─── Record set
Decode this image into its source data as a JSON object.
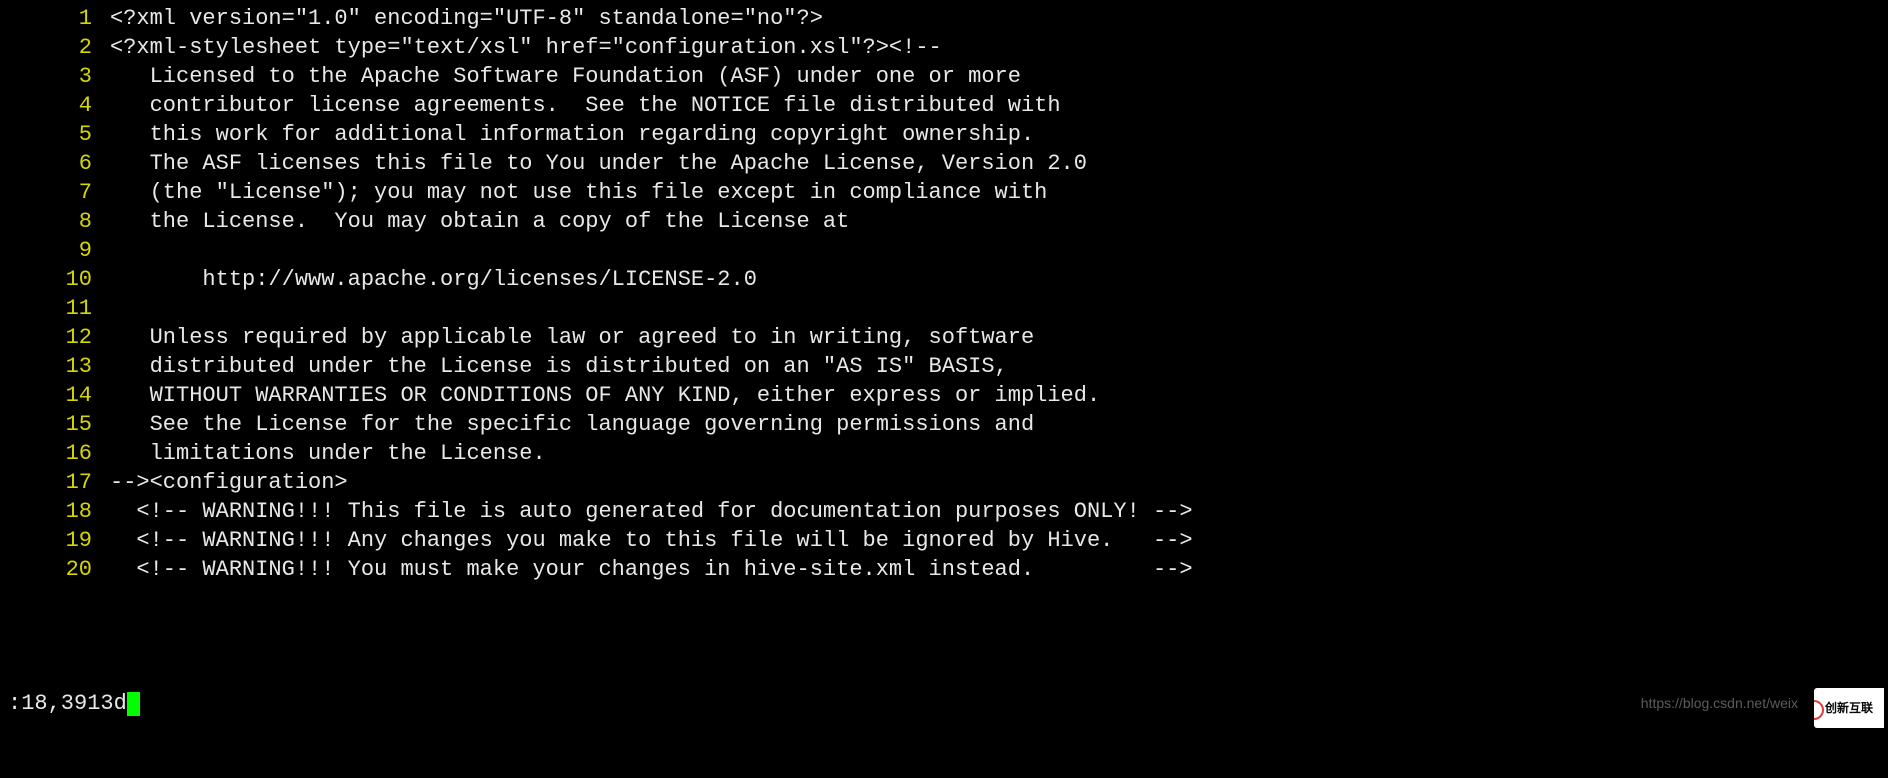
{
  "editor": {
    "lines": [
      {
        "n": "1",
        "text": "<?xml version=\"1.0\" encoding=\"UTF-8\" standalone=\"no\"?>"
      },
      {
        "n": "2",
        "text": "<?xml-stylesheet type=\"text/xsl\" href=\"configuration.xsl\"?><!--"
      },
      {
        "n": "3",
        "text": "   Licensed to the Apache Software Foundation (ASF) under one or more"
      },
      {
        "n": "4",
        "text": "   contributor license agreements.  See the NOTICE file distributed with"
      },
      {
        "n": "5",
        "text": "   this work for additional information regarding copyright ownership."
      },
      {
        "n": "6",
        "text": "   The ASF licenses this file to You under the Apache License, Version 2.0"
      },
      {
        "n": "7",
        "text": "   (the \"License\"); you may not use this file except in compliance with"
      },
      {
        "n": "8",
        "text": "   the License.  You may obtain a copy of the License at"
      },
      {
        "n": "9",
        "text": ""
      },
      {
        "n": "10",
        "text": "       http://www.apache.org/licenses/LICENSE-2.0"
      },
      {
        "n": "11",
        "text": ""
      },
      {
        "n": "12",
        "text": "   Unless required by applicable law or agreed to in writing, software"
      },
      {
        "n": "13",
        "text": "   distributed under the License is distributed on an \"AS IS\" BASIS,"
      },
      {
        "n": "14",
        "text": "   WITHOUT WARRANTIES OR CONDITIONS OF ANY KIND, either express or implied."
      },
      {
        "n": "15",
        "text": "   See the License for the specific language governing permissions and"
      },
      {
        "n": "16",
        "text": "   limitations under the License."
      },
      {
        "n": "17",
        "text": "--><configuration>"
      },
      {
        "n": "18",
        "text": "  <!-- WARNING!!! This file is auto generated for documentation purposes ONLY! -->"
      },
      {
        "n": "19",
        "text": "  <!-- WARNING!!! Any changes you make to this file will be ignored by Hive.   -->"
      },
      {
        "n": "20",
        "text": "  <!-- WARNING!!! You must make your changes in hive-site.xml instead.         -->"
      }
    ]
  },
  "command_line": ":18,3913d",
  "watermark": {
    "url_text": "https://blog.csdn.net/weix",
    "logo_text": "创新互联"
  }
}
──────
» What to work on:
Word for word, quote the full listing, omitting every picture.

» Reply to the exercise:
Decode this image into its source data as a JSON object.
{
  "editor": {
    "lines": [
      {
        "n": "1",
        "text": "<?xml version=\"1.0\" encoding=\"UTF-8\" standalone=\"no\"?>"
      },
      {
        "n": "2",
        "text": "<?xml-stylesheet type=\"text/xsl\" href=\"configuration.xsl\"?><!--"
      },
      {
        "n": "3",
        "text": "   Licensed to the Apache Software Foundation (ASF) under one or more"
      },
      {
        "n": "4",
        "text": "   contributor license agreements.  See the NOTICE file distributed with"
      },
      {
        "n": "5",
        "text": "   this work for additional information regarding copyright ownership."
      },
      {
        "n": "6",
        "text": "   The ASF licenses this file to You under the Apache License, Version 2.0"
      },
      {
        "n": "7",
        "text": "   (the \"License\"); you may not use this file except in compliance with"
      },
      {
        "n": "8",
        "text": "   the License.  You may obtain a copy of the License at"
      },
      {
        "n": "9",
        "text": ""
      },
      {
        "n": "10",
        "text": "       http://www.apache.org/licenses/LICENSE-2.0"
      },
      {
        "n": "11",
        "text": ""
      },
      {
        "n": "12",
        "text": "   Unless required by applicable law or agreed to in writing, software"
      },
      {
        "n": "13",
        "text": "   distributed under the License is distributed on an \"AS IS\" BASIS,"
      },
      {
        "n": "14",
        "text": "   WITHOUT WARRANTIES OR CONDITIONS OF ANY KIND, either express or implied."
      },
      {
        "n": "15",
        "text": "   See the License for the specific language governing permissions and"
      },
      {
        "n": "16",
        "text": "   limitations under the License."
      },
      {
        "n": "17",
        "text": "--><configuration>"
      },
      {
        "n": "18",
        "text": "  <!-- WARNING!!! This file is auto generated for documentation purposes ONLY! -->"
      },
      {
        "n": "19",
        "text": "  <!-- WARNING!!! Any changes you make to this file will be ignored by Hive.   -->"
      },
      {
        "n": "20",
        "text": "  <!-- WARNING!!! You must make your changes in hive-site.xml instead.         -->"
      }
    ]
  },
  "command_line": ":18,3913d",
  "watermark": {
    "url_text": "https://blog.csdn.net/weix",
    "logo_text": "创新互联"
  }
}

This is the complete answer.